## Work to complete
Reproduce all of the material word for word.

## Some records
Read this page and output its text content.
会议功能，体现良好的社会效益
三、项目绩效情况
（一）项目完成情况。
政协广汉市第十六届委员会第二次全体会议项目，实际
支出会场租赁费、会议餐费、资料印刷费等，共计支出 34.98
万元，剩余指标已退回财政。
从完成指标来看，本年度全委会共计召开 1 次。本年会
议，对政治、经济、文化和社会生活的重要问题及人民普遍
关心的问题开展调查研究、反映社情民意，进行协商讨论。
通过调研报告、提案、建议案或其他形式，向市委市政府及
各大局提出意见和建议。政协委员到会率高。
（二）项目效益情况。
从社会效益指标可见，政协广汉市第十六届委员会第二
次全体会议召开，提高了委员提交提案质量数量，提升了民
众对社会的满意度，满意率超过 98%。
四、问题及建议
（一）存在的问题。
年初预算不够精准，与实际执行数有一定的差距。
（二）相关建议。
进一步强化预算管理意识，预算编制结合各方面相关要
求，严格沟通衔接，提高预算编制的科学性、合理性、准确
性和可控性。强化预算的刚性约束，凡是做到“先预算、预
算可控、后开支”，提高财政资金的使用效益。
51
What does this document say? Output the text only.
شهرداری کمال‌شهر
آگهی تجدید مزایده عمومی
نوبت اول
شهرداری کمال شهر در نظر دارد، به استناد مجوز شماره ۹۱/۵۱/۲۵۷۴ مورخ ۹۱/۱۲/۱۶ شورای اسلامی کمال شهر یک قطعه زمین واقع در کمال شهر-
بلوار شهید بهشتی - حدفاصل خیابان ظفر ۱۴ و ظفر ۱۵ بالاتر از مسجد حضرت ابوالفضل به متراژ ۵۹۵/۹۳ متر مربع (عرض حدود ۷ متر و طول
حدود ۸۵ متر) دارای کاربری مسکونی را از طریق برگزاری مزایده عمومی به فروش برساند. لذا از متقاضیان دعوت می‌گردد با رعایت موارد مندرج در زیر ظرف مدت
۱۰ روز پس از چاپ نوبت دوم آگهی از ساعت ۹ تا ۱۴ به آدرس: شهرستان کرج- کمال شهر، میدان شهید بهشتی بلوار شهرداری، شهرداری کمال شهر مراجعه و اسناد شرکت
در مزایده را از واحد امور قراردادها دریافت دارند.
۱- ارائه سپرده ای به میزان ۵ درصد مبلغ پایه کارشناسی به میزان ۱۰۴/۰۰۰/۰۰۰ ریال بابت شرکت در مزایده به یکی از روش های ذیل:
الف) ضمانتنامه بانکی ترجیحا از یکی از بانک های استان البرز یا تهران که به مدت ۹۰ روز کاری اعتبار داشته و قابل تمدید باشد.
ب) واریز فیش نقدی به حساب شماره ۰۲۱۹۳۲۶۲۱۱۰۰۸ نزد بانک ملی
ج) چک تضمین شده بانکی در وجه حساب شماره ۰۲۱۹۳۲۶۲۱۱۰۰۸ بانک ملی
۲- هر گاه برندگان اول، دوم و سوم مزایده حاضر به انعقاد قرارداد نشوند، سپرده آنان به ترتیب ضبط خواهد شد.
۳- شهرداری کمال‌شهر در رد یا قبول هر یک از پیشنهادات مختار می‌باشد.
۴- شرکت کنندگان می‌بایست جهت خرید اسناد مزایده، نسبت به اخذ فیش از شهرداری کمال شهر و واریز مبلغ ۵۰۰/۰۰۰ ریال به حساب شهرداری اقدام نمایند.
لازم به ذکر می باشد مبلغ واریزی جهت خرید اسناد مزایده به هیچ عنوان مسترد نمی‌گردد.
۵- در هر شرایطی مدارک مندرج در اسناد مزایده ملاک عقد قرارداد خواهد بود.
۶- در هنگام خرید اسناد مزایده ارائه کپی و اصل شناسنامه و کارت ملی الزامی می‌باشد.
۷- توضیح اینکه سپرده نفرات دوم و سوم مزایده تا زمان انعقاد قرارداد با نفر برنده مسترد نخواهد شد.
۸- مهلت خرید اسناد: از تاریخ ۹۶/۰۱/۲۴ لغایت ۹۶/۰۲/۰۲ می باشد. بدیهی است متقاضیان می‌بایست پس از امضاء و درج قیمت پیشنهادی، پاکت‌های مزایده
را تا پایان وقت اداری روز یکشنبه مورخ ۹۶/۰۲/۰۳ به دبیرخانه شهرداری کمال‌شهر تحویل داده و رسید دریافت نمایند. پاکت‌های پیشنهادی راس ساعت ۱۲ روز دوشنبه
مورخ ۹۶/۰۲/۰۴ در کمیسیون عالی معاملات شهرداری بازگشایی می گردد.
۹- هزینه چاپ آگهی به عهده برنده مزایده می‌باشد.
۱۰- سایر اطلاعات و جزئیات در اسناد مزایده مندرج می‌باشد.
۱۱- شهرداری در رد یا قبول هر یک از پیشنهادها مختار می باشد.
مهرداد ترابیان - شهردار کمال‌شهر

## Complete response
Read this page and output its text content.
会议功能，体现良好的社会效益
三、项目绩效情况
（一）项目完成情况。
政协广汉市第十六届委员会第二次全体会议项目，实际
支出会场租赁费、会议餐费、资料印刷费等，共计支出 34.98
万元，剩余指标已退回财政。
从完成指标来看，本年度全委会共计召开 1 次。本年会
议，对政治、经济、文化和社会生活的重要问题及人民普遍
关心的问题开展调查研究、反映社情民意，进行协商讨论。
通过调研报告、提案、建议案或其他形式，向市委市政府及
各大局提出意见和建议。政协委员到会率高。
（二）项目效益情况。
从社会效益指标可见，政协广汉市第十六届委员会第二
次全体会议召开，提高了委员提交提案质量数量，提升了民
众对社会的满意度，满意率超过 98%。
四、问题及建议
（一）存在的问题。
年初预算不够精准，与实际执行数有一定的差距。
（二）相关建议。
进一步强化预算管理意识，预算编制结合各方面相关要
求，严格沟通衔接，提高预算编制的科学性、合理性、准确
性和可控性。强化预算的刚性约束，凡是做到“先预算、预
算可控、后开支”，提高财政资金的使用效益。
51
What does this document say? Output the text only.
شهرداری کمال‌شهر
آگهی تجدید مزایده عمومی
نوبت اول
شهرداری کمال شهر در نظر دارد، به استناد مجوز شماره ۹۱/۵۱/۲۵۷۴ مورخ ۹۱/۱۲/۱۶ شورای اسلامی کمال شهر یک قطعه زمین واقع در کمال شهر-
بلوار شهید بهشتی - حدفاصل خیابان ظفر ۱۴ و ظفر ۱۵ بالاتر از مسجد حضرت ابوالفضل به متراژ ۵۹۵/۹۳ متر مربع (عرض حدود ۷ متر و طول
حدود ۸۵ متر) دارای کاربری مسکونی را از طریق برگزاری مزایده عمومی به فروش برساند. لذا از متقاضیان دعوت می‌گردد با رعایت موارد مندرج در زیر ظرف مدت
۱۰ روز پس از چاپ نوبت دوم آگهی از ساعت ۹ تا ۱۴ به آدرس: شهرستان کرج- کمال شهر، میدان شهید بهشتی بلوار شهرداری، شهرداری کمال شهر مراجعه و اسناد شرکت
در مزایده را از واحد امور قراردادها دریافت دارند.
۱- ارائه سپرده ای به میزان ۵ درصد مبلغ پایه کارشناسی به میزان ۱۰۴/۰۰۰/۰۰۰ ریال بابت شرکت در مزایده به یکی از روش های ذیل:
الف) ضمانتنامه بانکی ترجیحا از یکی از بانک های استان البرز یا تهران که به مدت ۹۰ روز کاری اعتبار داشته و قابل تمدید باشد.
ب) واریز فیش نقدی به حساب شماره ۰۲۱۹۳۲۶۲۱۱۰۰۸ نزد بانک ملی
ج) چک تضمین شده بانکی در وجه حساب شماره ۰۲۱۹۳۲۶۲۱۱۰۰۸ بانک ملی
۲- هر گاه برندگان اول، دوم و سوم مزایده حاضر به انعقاد قرارداد نشوند، سپرده آنان به ترتیب ضبط خواهد شد.
۳- شهرداری کمال‌شهر در رد یا قبول هر یک از پیشنهادات مختار می‌باشد.
۴- شرکت کنندگان می‌بایست جهت خرید اسناد مزایده، نسبت به اخذ فیش از شهرداری کمال شهر و واریز مبلغ ۵۰۰/۰۰۰ ریال به حساب شهرداری اقدام نمایند.
لازم به ذکر می باشد مبلغ واریزی جهت خرید اسناد مزایده به هیچ عنوان مسترد نمی‌گردد.
۵- در هر شرایطی مدارک مندرج در اسناد مزایده ملاک عقد قرارداد خواهد بود.
۶- در هنگام خرید اسناد مزایده ارائه کپی و اصل شناسنامه و کارت ملی الزامی می‌باشد.
۷- توضیح اینکه سپرده نفرات دوم و سوم مزایده تا زمان انعقاد قرارداد با نفر برنده مسترد نخواهد شد.
۸- مهلت خرید اسناد: از تاریخ ۹۶/۰۱/۲۴ لغایت ۹۶/۰۲/۰۲ می باشد. بدیهی است متقاضیان می‌بایست پس از امضاء و درج قیمت پیشنهادی، پاکت‌های مزایده
را تا پایان وقت اداری روز یکشنبه مورخ ۹۶/۰۲/۰۳ به دبیرخانه شهرداری کمال‌شهر تحویل داده و رسید دریافت نمایند. پاکت‌های پیشنهادی راس ساعت ۱۲ روز دوشنبه
مورخ ۹۶/۰۲/۰۴ در کمیسیون عالی معاملات شهرداری بازگشایی می گردد.
۹- هزینه چاپ آگهی به عهده برنده مزایده می‌باشد.
۱۰- سایر اطلاعات و جزئیات در اسناد مزایده مندرج می‌باشد.
۱۱- شهرداری در رد یا قبول هر یک از پیشنهادها مختار می باشد.
مهرداد ترابیان - شهردار کمال‌شهر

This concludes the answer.